GOAL OF THE EXERCISE:
Type every record exactly as it appears.

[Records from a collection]
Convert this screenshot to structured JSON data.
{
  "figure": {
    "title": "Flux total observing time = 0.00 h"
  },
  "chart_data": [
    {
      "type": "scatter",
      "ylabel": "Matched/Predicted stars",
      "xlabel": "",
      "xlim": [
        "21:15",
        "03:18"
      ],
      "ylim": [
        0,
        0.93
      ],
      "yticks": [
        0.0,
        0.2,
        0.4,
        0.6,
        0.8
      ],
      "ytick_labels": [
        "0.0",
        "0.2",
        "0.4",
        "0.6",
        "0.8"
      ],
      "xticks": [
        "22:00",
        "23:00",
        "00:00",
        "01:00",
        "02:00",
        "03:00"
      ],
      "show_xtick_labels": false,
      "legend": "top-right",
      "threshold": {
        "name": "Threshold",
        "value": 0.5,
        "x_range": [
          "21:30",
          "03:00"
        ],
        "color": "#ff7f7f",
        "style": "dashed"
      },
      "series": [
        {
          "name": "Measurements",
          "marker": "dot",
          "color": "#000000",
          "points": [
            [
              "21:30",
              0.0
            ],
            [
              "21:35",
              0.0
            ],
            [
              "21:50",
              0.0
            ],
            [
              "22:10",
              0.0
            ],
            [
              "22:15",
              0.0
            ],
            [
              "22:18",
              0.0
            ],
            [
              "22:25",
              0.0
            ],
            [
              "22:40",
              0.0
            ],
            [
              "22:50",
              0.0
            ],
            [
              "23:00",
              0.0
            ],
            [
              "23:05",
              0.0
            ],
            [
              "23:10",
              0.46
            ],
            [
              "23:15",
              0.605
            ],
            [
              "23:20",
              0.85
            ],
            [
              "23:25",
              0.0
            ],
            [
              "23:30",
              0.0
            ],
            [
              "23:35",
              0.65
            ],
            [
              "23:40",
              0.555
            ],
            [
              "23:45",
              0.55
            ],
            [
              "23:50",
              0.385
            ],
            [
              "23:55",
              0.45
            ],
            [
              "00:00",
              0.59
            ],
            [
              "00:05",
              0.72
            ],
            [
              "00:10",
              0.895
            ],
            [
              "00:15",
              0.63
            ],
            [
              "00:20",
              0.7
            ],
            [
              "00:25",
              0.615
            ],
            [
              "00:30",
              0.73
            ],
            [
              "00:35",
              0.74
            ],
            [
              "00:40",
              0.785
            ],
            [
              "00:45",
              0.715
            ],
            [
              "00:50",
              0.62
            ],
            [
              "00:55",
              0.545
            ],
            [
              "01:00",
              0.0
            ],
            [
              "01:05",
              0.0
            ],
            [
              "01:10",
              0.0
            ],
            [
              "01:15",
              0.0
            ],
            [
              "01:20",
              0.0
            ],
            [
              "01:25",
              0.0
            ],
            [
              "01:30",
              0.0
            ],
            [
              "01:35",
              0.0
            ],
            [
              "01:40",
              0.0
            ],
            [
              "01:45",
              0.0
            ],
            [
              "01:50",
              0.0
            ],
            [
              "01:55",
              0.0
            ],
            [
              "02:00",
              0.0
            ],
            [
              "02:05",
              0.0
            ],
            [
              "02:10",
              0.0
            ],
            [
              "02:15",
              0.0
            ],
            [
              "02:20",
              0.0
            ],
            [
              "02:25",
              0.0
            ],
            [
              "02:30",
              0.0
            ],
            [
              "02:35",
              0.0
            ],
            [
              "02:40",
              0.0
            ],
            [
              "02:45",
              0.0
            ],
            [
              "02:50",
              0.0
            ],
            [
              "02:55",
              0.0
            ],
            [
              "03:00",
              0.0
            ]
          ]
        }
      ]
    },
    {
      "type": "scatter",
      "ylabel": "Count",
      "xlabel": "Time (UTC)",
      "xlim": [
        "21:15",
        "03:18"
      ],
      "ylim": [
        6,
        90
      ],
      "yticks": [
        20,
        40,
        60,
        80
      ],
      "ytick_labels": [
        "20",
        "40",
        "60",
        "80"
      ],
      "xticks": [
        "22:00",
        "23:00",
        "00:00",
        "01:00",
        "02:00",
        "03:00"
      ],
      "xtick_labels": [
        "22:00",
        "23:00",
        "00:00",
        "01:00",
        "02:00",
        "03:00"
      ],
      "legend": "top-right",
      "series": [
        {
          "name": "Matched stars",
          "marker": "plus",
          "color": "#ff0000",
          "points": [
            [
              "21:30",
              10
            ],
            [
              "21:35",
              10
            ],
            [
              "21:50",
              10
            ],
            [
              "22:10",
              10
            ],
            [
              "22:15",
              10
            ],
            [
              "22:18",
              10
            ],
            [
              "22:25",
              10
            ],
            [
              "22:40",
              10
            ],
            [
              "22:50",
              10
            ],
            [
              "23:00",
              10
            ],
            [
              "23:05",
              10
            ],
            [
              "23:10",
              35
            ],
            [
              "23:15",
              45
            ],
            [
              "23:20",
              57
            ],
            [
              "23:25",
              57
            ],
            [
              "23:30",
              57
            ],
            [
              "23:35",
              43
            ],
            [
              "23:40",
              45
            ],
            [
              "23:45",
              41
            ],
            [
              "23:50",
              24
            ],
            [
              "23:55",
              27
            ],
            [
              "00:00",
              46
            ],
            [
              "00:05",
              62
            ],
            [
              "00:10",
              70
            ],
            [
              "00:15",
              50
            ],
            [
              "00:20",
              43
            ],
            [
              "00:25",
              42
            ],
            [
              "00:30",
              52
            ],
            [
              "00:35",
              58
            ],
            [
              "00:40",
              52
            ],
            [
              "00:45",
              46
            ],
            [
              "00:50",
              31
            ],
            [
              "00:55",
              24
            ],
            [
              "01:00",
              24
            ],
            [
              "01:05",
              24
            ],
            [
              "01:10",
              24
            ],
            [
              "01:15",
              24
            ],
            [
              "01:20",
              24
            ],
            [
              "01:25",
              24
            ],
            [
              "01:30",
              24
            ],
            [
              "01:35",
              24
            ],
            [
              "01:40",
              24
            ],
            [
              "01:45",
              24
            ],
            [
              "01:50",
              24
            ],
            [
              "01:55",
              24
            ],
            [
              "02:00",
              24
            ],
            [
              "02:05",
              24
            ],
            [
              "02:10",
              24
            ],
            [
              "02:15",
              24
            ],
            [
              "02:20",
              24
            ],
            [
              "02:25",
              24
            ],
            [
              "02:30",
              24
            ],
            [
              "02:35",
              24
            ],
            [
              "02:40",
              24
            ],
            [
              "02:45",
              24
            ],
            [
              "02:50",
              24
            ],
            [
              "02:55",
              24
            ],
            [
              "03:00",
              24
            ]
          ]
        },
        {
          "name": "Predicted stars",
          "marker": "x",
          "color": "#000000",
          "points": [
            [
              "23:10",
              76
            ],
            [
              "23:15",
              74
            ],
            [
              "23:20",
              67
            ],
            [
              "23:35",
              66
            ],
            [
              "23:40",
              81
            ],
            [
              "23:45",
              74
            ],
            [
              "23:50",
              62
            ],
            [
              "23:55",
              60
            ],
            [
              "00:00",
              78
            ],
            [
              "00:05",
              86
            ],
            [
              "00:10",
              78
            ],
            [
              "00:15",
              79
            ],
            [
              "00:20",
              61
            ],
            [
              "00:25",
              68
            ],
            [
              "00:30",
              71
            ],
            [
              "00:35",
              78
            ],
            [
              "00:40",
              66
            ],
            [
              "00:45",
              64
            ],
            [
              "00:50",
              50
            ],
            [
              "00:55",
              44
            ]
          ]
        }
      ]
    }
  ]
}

ANSWER TO THE PROBLEM:
Convert this screenshot to structured JSON data.
{
  "figure": {
    "title": "Flux total observing time = 0.00 h"
  },
  "chart_data": [
    {
      "type": "scatter",
      "ylabel": "Matched/Predicted stars",
      "xlabel": "",
      "xlim": [
        "21:15",
        "03:18"
      ],
      "ylim": [
        0,
        0.93
      ],
      "yticks": [
        0.0,
        0.2,
        0.4,
        0.6,
        0.8
      ],
      "ytick_labels": [
        "0.0",
        "0.2",
        "0.4",
        "0.6",
        "0.8"
      ],
      "xticks": [
        "22:00",
        "23:00",
        "00:00",
        "01:00",
        "02:00",
        "03:00"
      ],
      "show_xtick_labels": false,
      "legend": "top-right",
      "threshold": {
        "name": "Threshold",
        "value": 0.5,
        "x_range": [
          "21:30",
          "03:00"
        ],
        "color": "#ff7f7f",
        "style": "dashed"
      },
      "series": [
        {
          "name": "Measurements",
          "marker": "dot",
          "color": "#000000",
          "points": [
            [
              "21:30",
              0.0
            ],
            [
              "21:35",
              0.0
            ],
            [
              "21:50",
              0.0
            ],
            [
              "22:10",
              0.0
            ],
            [
              "22:15",
              0.0
            ],
            [
              "22:18",
              0.0
            ],
            [
              "22:25",
              0.0
            ],
            [
              "22:40",
              0.0
            ],
            [
              "22:50",
              0.0
            ],
            [
              "23:00",
              0.0
            ],
            [
              "23:05",
              0.0
            ],
            [
              "23:10",
              0.46
            ],
            [
              "23:15",
              0.605
            ],
            [
              "23:20",
              0.85
            ],
            [
              "23:25",
              0.0
            ],
            [
              "23:30",
              0.0
            ],
            [
              "23:35",
              0.65
            ],
            [
              "23:40",
              0.555
            ],
            [
              "23:45",
              0.55
            ],
            [
              "23:50",
              0.385
            ],
            [
              "23:55",
              0.45
            ],
            [
              "00:00",
              0.59
            ],
            [
              "00:05",
              0.72
            ],
            [
              "00:10",
              0.895
            ],
            [
              "00:15",
              0.63
            ],
            [
              "00:20",
              0.7
            ],
            [
              "00:25",
              0.615
            ],
            [
              "00:30",
              0.73
            ],
            [
              "00:35",
              0.74
            ],
            [
              "00:40",
              0.785
            ],
            [
              "00:45",
              0.715
            ],
            [
              "00:50",
              0.62
            ],
            [
              "00:55",
              0.545
            ],
            [
              "01:00",
              0.0
            ],
            [
              "01:05",
              0.0
            ],
            [
              "01:10",
              0.0
            ],
            [
              "01:15",
              0.0
            ],
            [
              "01:20",
              0.0
            ],
            [
              "01:25",
              0.0
            ],
            [
              "01:30",
              0.0
            ],
            [
              "01:35",
              0.0
            ],
            [
              "01:40",
              0.0
            ],
            [
              "01:45",
              0.0
            ],
            [
              "01:50",
              0.0
            ],
            [
              "01:55",
              0.0
            ],
            [
              "02:00",
              0.0
            ],
            [
              "02:05",
              0.0
            ],
            [
              "02:10",
              0.0
            ],
            [
              "02:15",
              0.0
            ],
            [
              "02:20",
              0.0
            ],
            [
              "02:25",
              0.0
            ],
            [
              "02:30",
              0.0
            ],
            [
              "02:35",
              0.0
            ],
            [
              "02:40",
              0.0
            ],
            [
              "02:45",
              0.0
            ],
            [
              "02:50",
              0.0
            ],
            [
              "02:55",
              0.0
            ],
            [
              "03:00",
              0.0
            ]
          ]
        }
      ]
    },
    {
      "type": "scatter",
      "ylabel": "Count",
      "xlabel": "Time (UTC)",
      "xlim": [
        "21:15",
        "03:18"
      ],
      "ylim": [
        6,
        90
      ],
      "yticks": [
        20,
        40,
        60,
        80
      ],
      "ytick_labels": [
        "20",
        "40",
        "60",
        "80"
      ],
      "xticks": [
        "22:00",
        "23:00",
        "00:00",
        "01:00",
        "02:00",
        "03:00"
      ],
      "xtick_labels": [
        "22:00",
        "23:00",
        "00:00",
        "01:00",
        "02:00",
        "03:00"
      ],
      "legend": "top-right",
      "series": [
        {
          "name": "Matched stars",
          "marker": "plus",
          "color": "#ff0000",
          "points": [
            [
              "21:30",
              10
            ],
            [
              "21:35",
              10
            ],
            [
              "21:50",
              10
            ],
            [
              "22:10",
              10
            ],
            [
              "22:15",
              10
            ],
            [
              "22:18",
              10
            ],
            [
              "22:25",
              10
            ],
            [
              "22:40",
              10
            ],
            [
              "22:50",
              10
            ],
            [
              "23:00",
              10
            ],
            [
              "23:05",
              10
            ],
            [
              "23:10",
              35
            ],
            [
              "23:15",
              45
            ],
            [
              "23:20",
              57
            ],
            [
              "23:25",
              57
            ],
            [
              "23:30",
              57
            ],
            [
              "23:35",
              43
            ],
            [
              "23:40",
              45
            ],
            [
              "23:45",
              41
            ],
            [
              "23:50",
              24
            ],
            [
              "23:55",
              27
            ],
            [
              "00:00",
              46
            ],
            [
              "00:05",
              62
            ],
            [
              "00:10",
              70
            ],
            [
              "00:15",
              50
            ],
            [
              "00:20",
              43
            ],
            [
              "00:25",
              42
            ],
            [
              "00:30",
              52
            ],
            [
              "00:35",
              58
            ],
            [
              "00:40",
              52
            ],
            [
              "00:45",
              46
            ],
            [
              "00:50",
              31
            ],
            [
              "00:55",
              24
            ],
            [
              "01:00",
              24
            ],
            [
              "01:05",
              24
            ],
            [
              "01:10",
              24
            ],
            [
              "01:15",
              24
            ],
            [
              "01:20",
              24
            ],
            [
              "01:25",
              24
            ],
            [
              "01:30",
              24
            ],
            [
              "01:35",
              24
            ],
            [
              "01:40",
              24
            ],
            [
              "01:45",
              24
            ],
            [
              "01:50",
              24
            ],
            [
              "01:55",
              24
            ],
            [
              "02:00",
              24
            ],
            [
              "02:05",
              24
            ],
            [
              "02:10",
              24
            ],
            [
              "02:15",
              24
            ],
            [
              "02:20",
              24
            ],
            [
              "02:25",
              24
            ],
            [
              "02:30",
              24
            ],
            [
              "02:35",
              24
            ],
            [
              "02:40",
              24
            ],
            [
              "02:45",
              24
            ],
            [
              "02:50",
              24
            ],
            [
              "02:55",
              24
            ],
            [
              "03:00",
              24
            ]
          ]
        },
        {
          "name": "Predicted stars",
          "marker": "x",
          "color": "#000000",
          "points": [
            [
              "23:10",
              76
            ],
            [
              "23:15",
              74
            ],
            [
              "23:20",
              67
            ],
            [
              "23:35",
              66
            ],
            [
              "23:40",
              81
            ],
            [
              "23:45",
              74
            ],
            [
              "23:50",
              62
            ],
            [
              "23:55",
              60
            ],
            [
              "00:00",
              78
            ],
            [
              "00:05",
              86
            ],
            [
              "00:10",
              78
            ],
            [
              "00:15",
              79
            ],
            [
              "00:20",
              61
            ],
            [
              "00:25",
              68
            ],
            [
              "00:30",
              71
            ],
            [
              "00:35",
              78
            ],
            [
              "00:40",
              66
            ],
            [
              "00:45",
              64
            ],
            [
              "00:50",
              50
            ],
            [
              "00:55",
              44
            ]
          ]
        }
      ]
    }
  ]
}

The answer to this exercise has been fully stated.